### [Work instructions]
Review the lines that follow and copy each one that contains the word "bioplina".

— START Working data —

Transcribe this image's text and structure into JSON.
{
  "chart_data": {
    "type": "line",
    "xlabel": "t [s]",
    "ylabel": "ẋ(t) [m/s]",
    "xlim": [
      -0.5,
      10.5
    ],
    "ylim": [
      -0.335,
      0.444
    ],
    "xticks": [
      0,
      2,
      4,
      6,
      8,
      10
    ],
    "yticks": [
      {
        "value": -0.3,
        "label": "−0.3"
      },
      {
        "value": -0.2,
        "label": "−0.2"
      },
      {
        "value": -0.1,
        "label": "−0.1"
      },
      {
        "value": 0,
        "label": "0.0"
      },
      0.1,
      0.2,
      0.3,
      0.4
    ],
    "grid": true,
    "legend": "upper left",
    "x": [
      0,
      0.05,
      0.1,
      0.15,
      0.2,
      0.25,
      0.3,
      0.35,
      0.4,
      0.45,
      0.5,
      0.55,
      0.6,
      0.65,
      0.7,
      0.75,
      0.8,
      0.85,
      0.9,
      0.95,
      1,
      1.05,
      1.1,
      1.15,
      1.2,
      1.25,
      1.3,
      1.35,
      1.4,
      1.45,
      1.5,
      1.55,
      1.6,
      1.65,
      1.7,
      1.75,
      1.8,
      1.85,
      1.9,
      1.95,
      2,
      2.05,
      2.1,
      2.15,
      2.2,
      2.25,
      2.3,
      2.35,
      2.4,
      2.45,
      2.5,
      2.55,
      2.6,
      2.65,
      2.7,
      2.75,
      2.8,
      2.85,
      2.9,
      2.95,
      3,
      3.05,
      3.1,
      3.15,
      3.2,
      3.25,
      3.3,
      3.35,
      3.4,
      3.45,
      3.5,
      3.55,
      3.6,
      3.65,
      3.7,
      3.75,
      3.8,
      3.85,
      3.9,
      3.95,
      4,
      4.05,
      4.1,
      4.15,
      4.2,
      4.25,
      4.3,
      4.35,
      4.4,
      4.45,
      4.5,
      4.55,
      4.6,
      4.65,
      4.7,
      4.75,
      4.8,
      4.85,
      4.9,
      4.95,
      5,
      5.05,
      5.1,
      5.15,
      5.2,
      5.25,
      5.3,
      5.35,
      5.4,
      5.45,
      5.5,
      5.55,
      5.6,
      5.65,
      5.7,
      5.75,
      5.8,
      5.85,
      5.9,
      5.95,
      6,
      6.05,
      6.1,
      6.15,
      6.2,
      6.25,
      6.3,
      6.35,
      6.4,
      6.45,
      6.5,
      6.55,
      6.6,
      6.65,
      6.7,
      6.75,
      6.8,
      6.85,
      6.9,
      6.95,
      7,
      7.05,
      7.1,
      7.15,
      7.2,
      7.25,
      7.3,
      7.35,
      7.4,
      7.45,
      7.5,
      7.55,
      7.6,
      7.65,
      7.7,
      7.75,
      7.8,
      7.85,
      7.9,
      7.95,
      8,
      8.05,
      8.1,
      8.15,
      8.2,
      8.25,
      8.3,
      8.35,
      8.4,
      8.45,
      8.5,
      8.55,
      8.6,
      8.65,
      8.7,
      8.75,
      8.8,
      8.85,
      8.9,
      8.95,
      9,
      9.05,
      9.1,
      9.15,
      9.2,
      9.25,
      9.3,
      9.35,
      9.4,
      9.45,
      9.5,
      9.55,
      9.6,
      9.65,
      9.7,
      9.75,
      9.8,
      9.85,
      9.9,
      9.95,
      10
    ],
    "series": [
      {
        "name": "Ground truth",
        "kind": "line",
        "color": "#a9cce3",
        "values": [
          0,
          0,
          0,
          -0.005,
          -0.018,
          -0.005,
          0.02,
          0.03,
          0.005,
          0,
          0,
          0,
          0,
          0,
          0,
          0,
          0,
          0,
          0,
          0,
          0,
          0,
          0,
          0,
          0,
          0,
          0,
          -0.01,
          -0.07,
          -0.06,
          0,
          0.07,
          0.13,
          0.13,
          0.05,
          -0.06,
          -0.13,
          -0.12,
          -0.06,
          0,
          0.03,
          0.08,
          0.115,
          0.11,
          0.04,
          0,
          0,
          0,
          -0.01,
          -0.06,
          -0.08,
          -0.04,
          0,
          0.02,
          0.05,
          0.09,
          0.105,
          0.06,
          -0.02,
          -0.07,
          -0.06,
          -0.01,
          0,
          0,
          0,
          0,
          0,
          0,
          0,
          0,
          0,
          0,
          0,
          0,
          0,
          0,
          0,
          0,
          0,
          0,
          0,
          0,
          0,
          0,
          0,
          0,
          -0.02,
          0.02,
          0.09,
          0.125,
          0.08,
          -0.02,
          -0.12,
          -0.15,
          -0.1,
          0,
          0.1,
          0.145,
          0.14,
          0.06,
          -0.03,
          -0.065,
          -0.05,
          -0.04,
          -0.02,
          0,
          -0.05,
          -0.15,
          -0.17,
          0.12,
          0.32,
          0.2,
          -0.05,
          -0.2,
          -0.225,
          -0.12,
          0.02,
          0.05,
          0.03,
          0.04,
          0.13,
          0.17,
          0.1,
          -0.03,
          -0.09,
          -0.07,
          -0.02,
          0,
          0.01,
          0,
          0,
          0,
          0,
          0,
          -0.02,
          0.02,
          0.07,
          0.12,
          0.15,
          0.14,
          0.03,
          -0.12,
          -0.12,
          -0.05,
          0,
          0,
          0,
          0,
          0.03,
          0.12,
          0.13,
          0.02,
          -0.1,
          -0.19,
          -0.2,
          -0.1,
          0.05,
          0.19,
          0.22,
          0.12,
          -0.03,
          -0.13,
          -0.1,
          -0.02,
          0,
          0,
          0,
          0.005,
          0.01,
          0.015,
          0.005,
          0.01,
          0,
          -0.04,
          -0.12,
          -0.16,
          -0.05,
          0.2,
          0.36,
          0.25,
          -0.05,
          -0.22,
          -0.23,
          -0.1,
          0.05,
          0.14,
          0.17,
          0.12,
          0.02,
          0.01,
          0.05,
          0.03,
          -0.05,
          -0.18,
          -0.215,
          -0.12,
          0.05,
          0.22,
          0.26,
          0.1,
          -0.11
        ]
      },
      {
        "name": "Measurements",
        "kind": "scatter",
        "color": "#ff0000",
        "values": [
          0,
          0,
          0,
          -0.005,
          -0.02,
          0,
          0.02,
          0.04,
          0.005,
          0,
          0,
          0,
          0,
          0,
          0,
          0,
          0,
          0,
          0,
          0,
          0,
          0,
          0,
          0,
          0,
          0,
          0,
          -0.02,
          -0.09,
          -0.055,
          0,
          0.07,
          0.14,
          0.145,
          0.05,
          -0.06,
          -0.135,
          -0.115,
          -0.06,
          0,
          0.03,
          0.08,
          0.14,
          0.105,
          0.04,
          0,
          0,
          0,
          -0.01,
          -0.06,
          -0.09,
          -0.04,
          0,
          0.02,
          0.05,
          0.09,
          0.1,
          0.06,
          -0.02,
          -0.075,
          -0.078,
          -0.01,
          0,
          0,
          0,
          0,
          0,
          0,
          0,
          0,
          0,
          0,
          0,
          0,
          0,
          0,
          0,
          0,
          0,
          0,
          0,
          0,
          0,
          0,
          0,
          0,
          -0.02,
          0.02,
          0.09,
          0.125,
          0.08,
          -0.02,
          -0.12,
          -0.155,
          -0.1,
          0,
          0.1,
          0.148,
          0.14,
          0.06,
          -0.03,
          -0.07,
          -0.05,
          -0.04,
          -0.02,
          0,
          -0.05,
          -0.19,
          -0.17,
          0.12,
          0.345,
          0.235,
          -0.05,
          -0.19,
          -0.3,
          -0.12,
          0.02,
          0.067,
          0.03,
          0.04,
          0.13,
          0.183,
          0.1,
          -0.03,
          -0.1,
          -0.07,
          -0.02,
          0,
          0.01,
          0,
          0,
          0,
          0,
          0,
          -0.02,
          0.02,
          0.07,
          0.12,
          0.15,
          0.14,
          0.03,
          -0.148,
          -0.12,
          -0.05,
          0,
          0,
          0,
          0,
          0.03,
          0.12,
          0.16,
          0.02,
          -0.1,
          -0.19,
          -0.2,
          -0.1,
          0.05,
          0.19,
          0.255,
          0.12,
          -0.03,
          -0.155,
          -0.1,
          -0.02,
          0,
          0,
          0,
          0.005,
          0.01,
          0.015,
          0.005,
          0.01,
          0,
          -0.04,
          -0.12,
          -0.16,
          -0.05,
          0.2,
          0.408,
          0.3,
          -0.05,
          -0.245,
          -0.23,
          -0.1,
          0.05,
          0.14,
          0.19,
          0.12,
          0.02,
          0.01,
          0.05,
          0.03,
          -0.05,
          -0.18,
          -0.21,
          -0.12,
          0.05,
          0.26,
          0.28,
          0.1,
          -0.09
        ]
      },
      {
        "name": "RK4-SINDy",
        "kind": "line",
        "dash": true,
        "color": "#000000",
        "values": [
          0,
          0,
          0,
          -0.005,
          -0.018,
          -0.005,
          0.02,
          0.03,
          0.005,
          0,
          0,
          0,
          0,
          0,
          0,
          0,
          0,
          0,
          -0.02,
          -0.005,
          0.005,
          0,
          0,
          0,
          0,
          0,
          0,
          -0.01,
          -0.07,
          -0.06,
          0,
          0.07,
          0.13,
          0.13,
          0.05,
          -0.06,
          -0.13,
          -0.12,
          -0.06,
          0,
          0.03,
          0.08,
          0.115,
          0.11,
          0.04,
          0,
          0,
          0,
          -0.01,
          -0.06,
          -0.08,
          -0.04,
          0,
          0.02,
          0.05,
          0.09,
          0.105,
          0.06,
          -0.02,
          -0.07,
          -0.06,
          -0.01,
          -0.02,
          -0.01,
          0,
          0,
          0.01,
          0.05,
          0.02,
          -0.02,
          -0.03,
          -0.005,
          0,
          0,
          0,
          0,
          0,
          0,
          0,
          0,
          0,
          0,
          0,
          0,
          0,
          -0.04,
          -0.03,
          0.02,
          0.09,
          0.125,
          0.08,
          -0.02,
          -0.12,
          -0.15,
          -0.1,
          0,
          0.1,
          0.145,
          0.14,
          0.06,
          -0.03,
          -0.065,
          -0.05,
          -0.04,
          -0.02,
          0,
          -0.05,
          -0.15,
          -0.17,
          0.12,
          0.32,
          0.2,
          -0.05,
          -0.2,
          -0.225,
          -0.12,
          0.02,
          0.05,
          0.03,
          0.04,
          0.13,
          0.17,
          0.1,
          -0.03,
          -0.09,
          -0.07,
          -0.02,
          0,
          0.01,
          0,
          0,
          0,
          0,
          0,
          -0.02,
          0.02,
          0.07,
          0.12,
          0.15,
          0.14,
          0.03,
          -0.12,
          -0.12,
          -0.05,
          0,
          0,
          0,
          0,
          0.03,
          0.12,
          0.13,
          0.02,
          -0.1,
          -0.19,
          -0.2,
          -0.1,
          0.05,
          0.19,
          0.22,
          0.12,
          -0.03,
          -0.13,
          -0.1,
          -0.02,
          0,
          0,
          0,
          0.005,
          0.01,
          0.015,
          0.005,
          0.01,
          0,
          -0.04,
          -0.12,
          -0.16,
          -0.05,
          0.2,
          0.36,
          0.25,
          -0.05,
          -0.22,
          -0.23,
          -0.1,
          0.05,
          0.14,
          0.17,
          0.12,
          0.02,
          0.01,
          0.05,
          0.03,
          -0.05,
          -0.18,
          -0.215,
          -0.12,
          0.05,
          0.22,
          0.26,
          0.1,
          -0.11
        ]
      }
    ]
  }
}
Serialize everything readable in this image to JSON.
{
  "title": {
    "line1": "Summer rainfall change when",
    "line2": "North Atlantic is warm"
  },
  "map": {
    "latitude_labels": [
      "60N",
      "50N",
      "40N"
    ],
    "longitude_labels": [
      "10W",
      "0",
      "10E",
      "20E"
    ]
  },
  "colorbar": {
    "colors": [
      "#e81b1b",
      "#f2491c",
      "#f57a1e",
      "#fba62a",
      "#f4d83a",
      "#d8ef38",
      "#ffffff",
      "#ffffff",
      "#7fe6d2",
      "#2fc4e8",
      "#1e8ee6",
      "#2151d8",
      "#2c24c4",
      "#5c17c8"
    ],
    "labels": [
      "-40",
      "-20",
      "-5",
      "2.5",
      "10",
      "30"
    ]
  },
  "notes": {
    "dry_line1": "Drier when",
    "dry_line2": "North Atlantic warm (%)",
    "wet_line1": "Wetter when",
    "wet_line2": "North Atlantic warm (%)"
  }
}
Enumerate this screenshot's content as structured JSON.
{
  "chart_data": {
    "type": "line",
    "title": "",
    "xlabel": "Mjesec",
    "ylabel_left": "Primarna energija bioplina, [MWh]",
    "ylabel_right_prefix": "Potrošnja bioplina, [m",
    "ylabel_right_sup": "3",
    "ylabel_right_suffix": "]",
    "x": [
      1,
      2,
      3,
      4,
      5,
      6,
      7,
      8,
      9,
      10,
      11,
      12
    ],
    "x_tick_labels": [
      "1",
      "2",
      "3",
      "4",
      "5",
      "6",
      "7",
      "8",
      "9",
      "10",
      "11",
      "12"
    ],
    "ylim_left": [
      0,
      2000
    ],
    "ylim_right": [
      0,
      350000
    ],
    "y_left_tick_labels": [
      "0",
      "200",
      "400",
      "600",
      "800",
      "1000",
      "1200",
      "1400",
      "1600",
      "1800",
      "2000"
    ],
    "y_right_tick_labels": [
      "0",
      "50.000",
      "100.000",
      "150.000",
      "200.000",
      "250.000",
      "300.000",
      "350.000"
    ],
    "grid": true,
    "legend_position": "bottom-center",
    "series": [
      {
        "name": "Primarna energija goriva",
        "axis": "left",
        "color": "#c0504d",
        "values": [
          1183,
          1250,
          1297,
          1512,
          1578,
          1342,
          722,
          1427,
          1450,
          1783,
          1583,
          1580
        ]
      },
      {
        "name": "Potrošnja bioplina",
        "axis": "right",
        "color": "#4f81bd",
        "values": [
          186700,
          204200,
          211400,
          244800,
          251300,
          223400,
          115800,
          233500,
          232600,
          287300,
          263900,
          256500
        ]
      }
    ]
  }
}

— END Working data —

### [Task response]
    "ylabel_left": "Primarna energija bioplina, [MWh]",
    "ylabel_right_prefix": "Potrošnja bioplina, [m",
        "name": "Potrošnja bioplina",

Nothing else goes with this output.